> **MATERIAL FOR THIS TASK**:
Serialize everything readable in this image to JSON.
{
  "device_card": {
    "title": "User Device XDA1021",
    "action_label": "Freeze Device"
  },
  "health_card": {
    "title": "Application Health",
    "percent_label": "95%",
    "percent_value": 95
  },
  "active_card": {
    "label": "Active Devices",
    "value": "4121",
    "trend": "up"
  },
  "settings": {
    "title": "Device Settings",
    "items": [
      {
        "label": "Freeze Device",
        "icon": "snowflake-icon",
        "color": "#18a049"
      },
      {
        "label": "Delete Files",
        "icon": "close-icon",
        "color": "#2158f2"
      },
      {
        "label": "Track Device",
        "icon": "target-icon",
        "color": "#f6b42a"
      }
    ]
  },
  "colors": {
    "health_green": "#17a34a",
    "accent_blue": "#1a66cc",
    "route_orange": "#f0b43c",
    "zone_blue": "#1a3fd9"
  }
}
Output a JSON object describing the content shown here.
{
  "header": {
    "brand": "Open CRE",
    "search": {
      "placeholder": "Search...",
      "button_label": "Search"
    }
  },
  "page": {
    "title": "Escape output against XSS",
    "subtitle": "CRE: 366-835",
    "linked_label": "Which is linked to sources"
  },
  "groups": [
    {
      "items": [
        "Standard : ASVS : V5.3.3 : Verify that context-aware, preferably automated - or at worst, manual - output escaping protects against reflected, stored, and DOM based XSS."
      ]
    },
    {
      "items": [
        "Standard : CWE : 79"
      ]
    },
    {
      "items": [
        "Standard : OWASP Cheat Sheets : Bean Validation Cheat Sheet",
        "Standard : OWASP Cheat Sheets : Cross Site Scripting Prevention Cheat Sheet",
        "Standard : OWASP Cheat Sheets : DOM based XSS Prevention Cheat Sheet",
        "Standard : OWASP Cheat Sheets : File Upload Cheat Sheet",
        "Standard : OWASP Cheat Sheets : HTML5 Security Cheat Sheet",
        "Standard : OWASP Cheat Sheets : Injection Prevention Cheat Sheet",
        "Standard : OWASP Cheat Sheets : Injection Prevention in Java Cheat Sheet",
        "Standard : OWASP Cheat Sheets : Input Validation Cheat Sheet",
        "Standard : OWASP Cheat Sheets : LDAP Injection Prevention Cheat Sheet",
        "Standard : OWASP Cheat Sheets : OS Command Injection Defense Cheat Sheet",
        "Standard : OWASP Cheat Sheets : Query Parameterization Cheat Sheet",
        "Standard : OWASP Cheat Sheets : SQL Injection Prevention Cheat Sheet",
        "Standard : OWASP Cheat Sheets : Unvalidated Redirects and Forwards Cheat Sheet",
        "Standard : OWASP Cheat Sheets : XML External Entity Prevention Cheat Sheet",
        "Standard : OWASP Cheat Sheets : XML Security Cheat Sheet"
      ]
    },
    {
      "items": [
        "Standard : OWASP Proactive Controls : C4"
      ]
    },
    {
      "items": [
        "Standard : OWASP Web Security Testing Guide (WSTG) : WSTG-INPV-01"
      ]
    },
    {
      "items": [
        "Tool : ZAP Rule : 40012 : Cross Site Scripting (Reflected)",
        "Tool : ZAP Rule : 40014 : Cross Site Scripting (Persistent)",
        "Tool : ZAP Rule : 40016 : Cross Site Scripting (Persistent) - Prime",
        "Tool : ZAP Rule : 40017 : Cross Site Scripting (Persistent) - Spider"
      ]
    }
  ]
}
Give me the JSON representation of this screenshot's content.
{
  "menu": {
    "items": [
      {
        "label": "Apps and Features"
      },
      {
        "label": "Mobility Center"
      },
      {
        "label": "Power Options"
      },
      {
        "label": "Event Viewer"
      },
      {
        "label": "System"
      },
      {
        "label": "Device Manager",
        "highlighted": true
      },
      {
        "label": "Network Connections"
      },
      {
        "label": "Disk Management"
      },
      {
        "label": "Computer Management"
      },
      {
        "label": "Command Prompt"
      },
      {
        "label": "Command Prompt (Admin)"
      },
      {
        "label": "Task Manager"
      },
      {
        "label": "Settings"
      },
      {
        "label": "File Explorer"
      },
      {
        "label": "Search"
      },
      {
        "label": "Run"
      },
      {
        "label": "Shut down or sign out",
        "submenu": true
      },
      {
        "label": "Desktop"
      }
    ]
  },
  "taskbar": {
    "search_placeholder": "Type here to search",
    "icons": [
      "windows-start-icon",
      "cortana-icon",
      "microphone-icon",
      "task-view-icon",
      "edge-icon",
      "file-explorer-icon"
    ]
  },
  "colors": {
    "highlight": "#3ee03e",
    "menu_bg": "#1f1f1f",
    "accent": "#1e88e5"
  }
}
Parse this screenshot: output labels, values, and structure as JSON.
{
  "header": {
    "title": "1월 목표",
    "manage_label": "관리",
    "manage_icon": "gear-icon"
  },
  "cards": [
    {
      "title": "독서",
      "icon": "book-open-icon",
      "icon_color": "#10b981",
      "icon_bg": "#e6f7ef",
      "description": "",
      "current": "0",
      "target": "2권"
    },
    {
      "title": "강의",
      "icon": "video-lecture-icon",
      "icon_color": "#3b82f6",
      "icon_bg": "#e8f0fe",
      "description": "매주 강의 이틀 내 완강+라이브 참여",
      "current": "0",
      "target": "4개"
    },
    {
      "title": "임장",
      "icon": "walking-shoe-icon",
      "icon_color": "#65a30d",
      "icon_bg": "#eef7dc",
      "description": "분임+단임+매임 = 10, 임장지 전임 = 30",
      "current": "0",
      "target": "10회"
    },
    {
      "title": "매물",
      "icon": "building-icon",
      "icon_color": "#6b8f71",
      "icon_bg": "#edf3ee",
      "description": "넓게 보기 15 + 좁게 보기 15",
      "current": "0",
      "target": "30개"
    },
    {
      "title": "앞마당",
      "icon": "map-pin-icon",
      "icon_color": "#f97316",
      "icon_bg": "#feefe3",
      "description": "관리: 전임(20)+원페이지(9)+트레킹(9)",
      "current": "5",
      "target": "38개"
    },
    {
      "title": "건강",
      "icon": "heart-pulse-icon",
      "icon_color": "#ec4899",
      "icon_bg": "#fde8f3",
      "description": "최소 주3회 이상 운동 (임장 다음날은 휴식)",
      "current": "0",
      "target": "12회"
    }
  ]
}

> **WHAT THE TASK REQUIRES**: Repeat all the entries exactly as given.

> **TASK RESULT**:
Serialize everything readable in this image to JSON.
{
  "device_card": {
    "title": "User Device XDA1021",
    "action_label": "Freeze Device"
  },
  "health_card": {
    "title": "Application Health",
    "percent_label": "95%",
    "percent_value": 95
  },
  "active_card": {
    "label": "Active Devices",
    "value": "4121",
    "trend": "up"
  },
  "settings": {
    "title": "Device Settings",
    "items": [
      {
        "label": "Freeze Device",
        "icon": "snowflake-icon",
        "color": "#18a049"
      },
      {
        "label": "Delete Files",
        "icon": "close-icon",
        "color": "#2158f2"
      },
      {
        "label": "Track Device",
        "icon": "target-icon",
        "color": "#f6b42a"
      }
    ]
  },
  "colors": {
    "health_green": "#17a34a",
    "accent_blue": "#1a66cc",
    "route_orange": "#f0b43c",
    "zone_blue": "#1a3fd9"
  }
}
Output a JSON object describing the content shown here.
{
  "header": {
    "brand": "Open CRE",
    "search": {
      "placeholder": "Search...",
      "button_label": "Search"
    }
  },
  "page": {
    "title": "Escape output against XSS",
    "subtitle": "CRE: 366-835",
    "linked_label": "Which is linked to sources"
  },
  "groups": [
    {
      "items": [
        "Standard : ASVS : V5.3.3 : Verify that context-aware, preferably automated - or at worst, manual - output escaping protects against reflected, stored, and DOM based XSS."
      ]
    },
    {
      "items": [
        "Standard : CWE : 79"
      ]
    },
    {
      "items": [
        "Standard : OWASP Cheat Sheets : Bean Validation Cheat Sheet",
        "Standard : OWASP Cheat Sheets : Cross Site Scripting Prevention Cheat Sheet",
        "Standard : OWASP Cheat Sheets : DOM based XSS Prevention Cheat Sheet",
        "Standard : OWASP Cheat Sheets : File Upload Cheat Sheet",
        "Standard : OWASP Cheat Sheets : HTML5 Security Cheat Sheet",
        "Standard : OWASP Cheat Sheets : Injection Prevention Cheat Sheet",
        "Standard : OWASP Cheat Sheets : Injection Prevention in Java Cheat Sheet",
        "Standard : OWASP Cheat Sheets : Input Validation Cheat Sheet",
        "Standard : OWASP Cheat Sheets : LDAP Injection Prevention Cheat Sheet",
        "Standard : OWASP Cheat Sheets : OS Command Injection Defense Cheat Sheet",
        "Standard : OWASP Cheat Sheets : Query Parameterization Cheat Sheet",
        "Standard : OWASP Cheat Sheets : SQL Injection Prevention Cheat Sheet",
        "Standard : OWASP Cheat Sheets : Unvalidated Redirects and Forwards Cheat Sheet",
        "Standard : OWASP Cheat Sheets : XML External Entity Prevention Cheat Sheet",
        "Standard : OWASP Cheat Sheets : XML Security Cheat Sheet"
      ]
    },
    {
      "items": [
        "Standard : OWASP Proactive Controls : C4"
      ]
    },
    {
      "items": [
        "Standard : OWASP Web Security Testing Guide (WSTG) : WSTG-INPV-01"
      ]
    },
    {
      "items": [
        "Tool : ZAP Rule : 40012 : Cross Site Scripting (Reflected)",
        "Tool : ZAP Rule : 40014 : Cross Site Scripting (Persistent)",
        "Tool : ZAP Rule : 40016 : Cross Site Scripting (Persistent) - Prime",
        "Tool : ZAP Rule : 40017 : Cross Site Scripting (Persistent) - Spider"
      ]
    }
  ]
}
Give me the JSON representation of this screenshot's content.
{
  "menu": {
    "items": [
      {
        "label": "Apps and Features"
      },
      {
        "label": "Mobility Center"
      },
      {
        "label": "Power Options"
      },
      {
        "label": "Event Viewer"
      },
      {
        "label": "System"
      },
      {
        "label": "Device Manager",
        "highlighted": true
      },
      {
        "label": "Network Connections"
      },
      {
        "label": "Disk Management"
      },
      {
        "label": "Computer Management"
      },
      {
        "label": "Command Prompt"
      },
      {
        "label": "Command Prompt (Admin)"
      },
      {
        "label": "Task Manager"
      },
      {
        "label": "Settings"
      },
      {
        "label": "File Explorer"
      },
      {
        "label": "Search"
      },
      {
        "label": "Run"
      },
      {
        "label": "Shut down or sign out",
        "submenu": true
      },
      {
        "label": "Desktop"
      }
    ]
  },
  "taskbar": {
    "search_placeholder": "Type here to search",
    "icons": [
      "windows-start-icon",
      "cortana-icon",
      "microphone-icon",
      "task-view-icon",
      "edge-icon",
      "file-explorer-icon"
    ]
  },
  "colors": {
    "highlight": "#3ee03e",
    "menu_bg": "#1f1f1f",
    "accent": "#1e88e5"
  }
}
Parse this screenshot: output labels, values, and structure as JSON.
{
  "header": {
    "title": "1월 목표",
    "manage_label": "관리",
    "manage_icon": "gear-icon"
  },
  "cards": [
    {
      "title": "독서",
      "icon": "book-open-icon",
      "icon_color": "#10b981",
      "icon_bg": "#e6f7ef",
      "description": "",
      "current": "0",
      "target": "2권"
    },
    {
      "title": "강의",
      "icon": "video-lecture-icon",
      "icon_color": "#3b82f6",
      "icon_bg": "#e8f0fe",
      "description": "매주 강의 이틀 내 완강+라이브 참여",
      "current": "0",
      "target": "4개"
    },
    {
      "title": "임장",
      "icon": "walking-shoe-icon",
      "icon_color": "#65a30d",
      "icon_bg": "#eef7dc",
      "description": "분임+단임+매임 = 10, 임장지 전임 = 30",
      "current": "0",
      "target": "10회"
    },
    {
      "title": "매물",
      "icon": "building-icon",
      "icon_color": "#6b8f71",
      "icon_bg": "#edf3ee",
      "description": "넓게 보기 15 + 좁게 보기 15",
      "current": "0",
      "target": "30개"
    },
    {
      "title": "앞마당",
      "icon": "map-pin-icon",
      "icon_color": "#f97316",
      "icon_bg": "#feefe3",
      "description": "관리: 전임(20)+원페이지(9)+트레킹(9)",
      "current": "5",
      "target": "38개"
    },
    {
      "title": "건강",
      "icon": "heart-pulse-icon",
      "icon_color": "#ec4899",
      "icon_bg": "#fde8f3",
      "description": "최소 주3회 이상 운동 (임장 다음날은 휴식)",
      "current": "0",
      "target": "12회"
    }
  ]
}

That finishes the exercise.